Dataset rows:

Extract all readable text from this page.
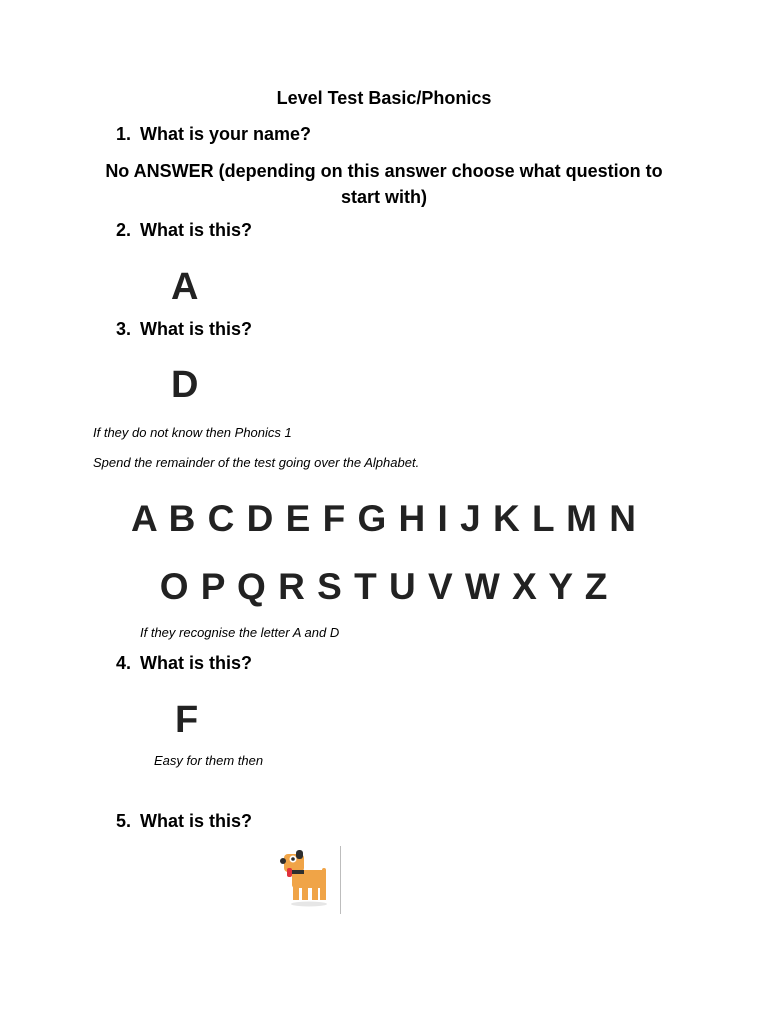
Level Test Basic/Phonics
1. What is your name?
No ANSWER (depending on this answer choose what question to start with)
2. What is this?
A
3. What is this?
D
If they do not know then Phonics 1
Spend the remainder of the test going over the Alphabet.
A B C D E F G H I J K L M N
O P Q R S T U V W X Y Z
If they recognise the letter A and D
4. What is this?
F
Easy for them then
5. What is this?
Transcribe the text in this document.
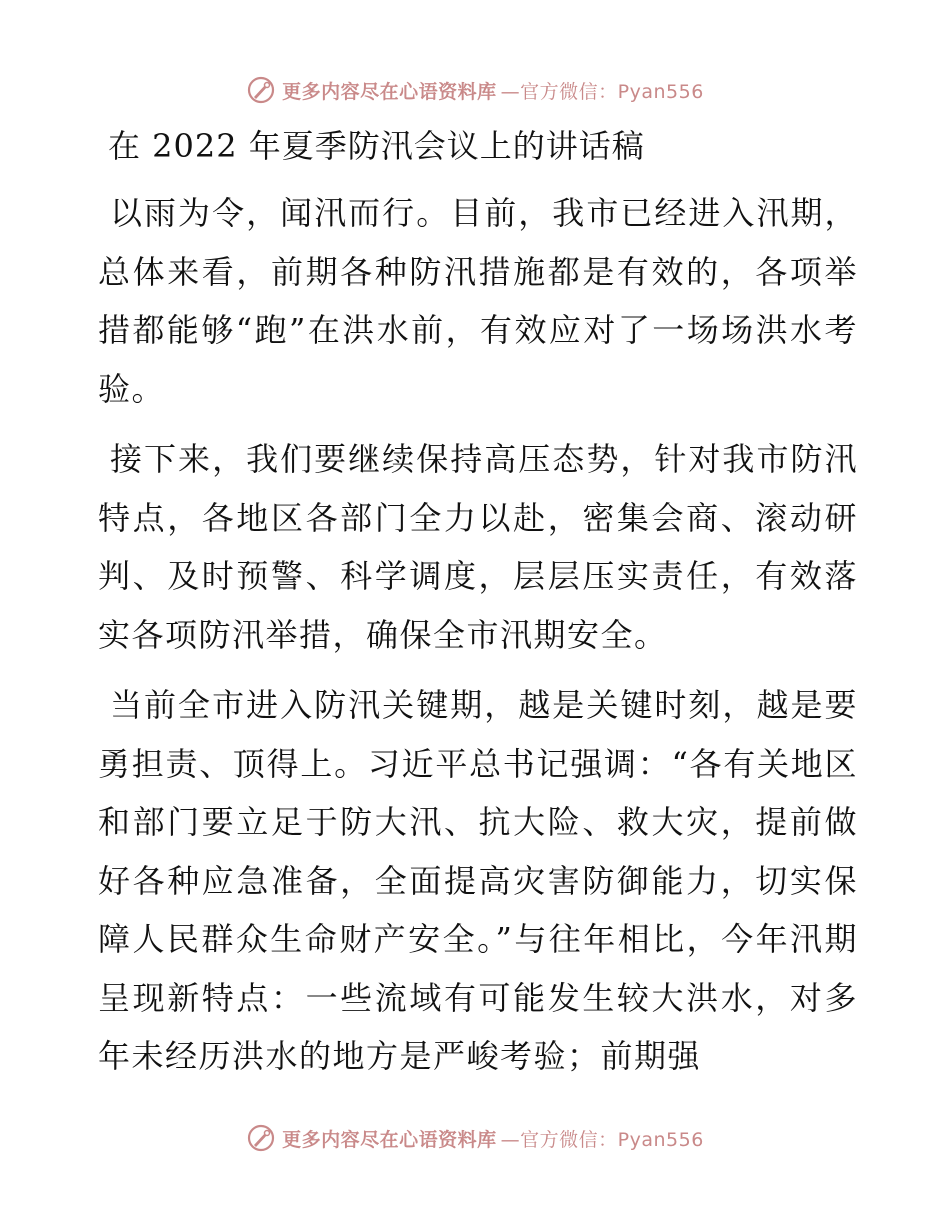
更多内容尽在心语资料库 —官方微信：Pyan556
在 2022 年夏季防汛会议上的讲话稿

以雨为令，闻汛而行。目前，我市已经进入汛期，总体来看，前期各种防汛措施都是有效的，各项举措都能够“跑”在洪水前，有效应对了一场场洪水考验。

接下来，我们要继续保持高压态势，针对我市防汛特点，各地区各部门全力以赴，密集会商、滚动研判、及时预警、科学调度，层层压实责任，有效落实各项防汛举措，确保全市汛期安全。

当前全市进入防汛关键期，越是关键时刻，越是要勇担责、顶得上。习近平总书记强调：“各有关地区和部门要立足于防大汛、抗大险、救大灾，提前做好各种应急准备，全面提高灾害防御能力，切实保障人民群众生命财产安全。”与往年相比，今年汛期呈现新特点：一些流域有可能发生较大洪水，对多年未经历洪水的地方是严峻考验；前期强

更多内容尽在心语资料库 —官方微信：Pyan556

:: Goal ::
Omit the pictures and print again exactly the lines from the one with "Transcribe the text in this document." through the final line of the entries, both ends included.

:: Complete answer ::
Transcribe the text in this document.
更多内容尽在心语资料库 —官方微信：Pyan556
在 2022 年夏季防汛会议上的讲话稿

以雨为令，闻汛而行。目前，我市已经进入汛期，总体来看，前期各种防汛措施都是有效的，各项举措都能够“跑”在洪水前，有效应对了一场场洪水考验。

接下来，我们要继续保持高压态势，针对我市防汛特点，各地区各部门全力以赴，密集会商、滚动研判、及时预警、科学调度，层层压实责任，有效落实各项防汛举措，确保全市汛期安全。

当前全市进入防汛关键期，越是关键时刻，越是要勇担责、顶得上。习近平总书记强调：“各有关地区和部门要立足于防大汛、抗大险、救大灾，提前做好各种应急准备，全面提高灾害防御能力，切实保障人民群众生命财产安全。”与往年相比，今年汛期呈现新特点：一些流域有可能发生较大洪水，对多年未经历洪水的地方是严峻考验；前期强

更多内容尽在心语资料库 —官方微信：Pyan556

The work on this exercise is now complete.